== JOB ==
Copy each line of the material below that includes the string "color".

== RECORD LIST ==

--*--

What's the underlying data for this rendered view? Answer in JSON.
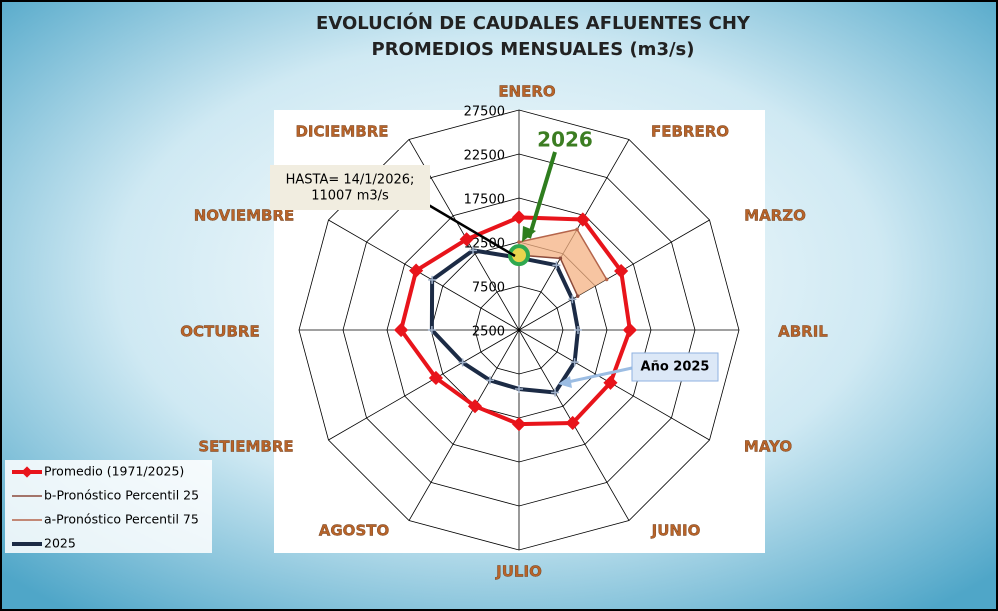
{
  "chart_data": {
    "type": "radar",
    "title": "EVOLUCIÓN DE CAUDALES AFLUENTES CHY",
    "subtitle": "PROMEDIOS MENSUALES (m3/s)",
    "categories": [
      "ENERO",
      "FEBRERO",
      "MARZO",
      "ABRIL",
      "MAYO",
      "JUNIO",
      "JULIO",
      "AGOSTO",
      "SETIEMBRE",
      "OCTUBRE",
      "NOVIEMBRE",
      "DICIEMBRE"
    ],
    "ylim": [
      2500,
      27500
    ],
    "yticks": [
      2500,
      7500,
      12500,
      17500,
      22500,
      27500
    ],
    "grid": true,
    "legend": "bottom-left",
    "series": [
      {
        "name": "Promedio (1971/2025)",
        "color": "#e8141b",
        "values": [
          15300,
          17000,
          15900,
          15100,
          14500,
          14700,
          13200,
          12500,
          13400,
          15900,
          16000,
          14400
        ]
      },
      {
        "name": "b-Pronóstico Percentil 25",
        "color": "#8b4a3a",
        "values": [
          11007,
          11900,
          10200,
          null,
          null,
          null,
          null,
          null,
          null,
          null,
          null,
          null
        ]
      },
      {
        "name": "a-Pronóstico Percentil 75",
        "color": "#b5654b",
        "values": [
          12500,
          15700,
          14000,
          null,
          null,
          null,
          null,
          null,
          null,
          null,
          null,
          null
        ]
      },
      {
        "name": "2025",
        "color": "#1c2b45",
        "values": [
          10700,
          11000,
          9500,
          9200,
          9800,
          10700,
          9200,
          9100,
          9900,
          12400,
          13900,
          12950
        ]
      }
    ],
    "annotations": [
      "2026",
      "HASTA= 14/1/2026;",
      "11007 m3/s",
      "Año 2025"
    ]
  }
}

--*--

== COMPLETE OUTPUT ==
        "color": "#e8141b",
        "color": "#8b4a3a",
        "color": "#b5654b",
        "color": "#1c2b45",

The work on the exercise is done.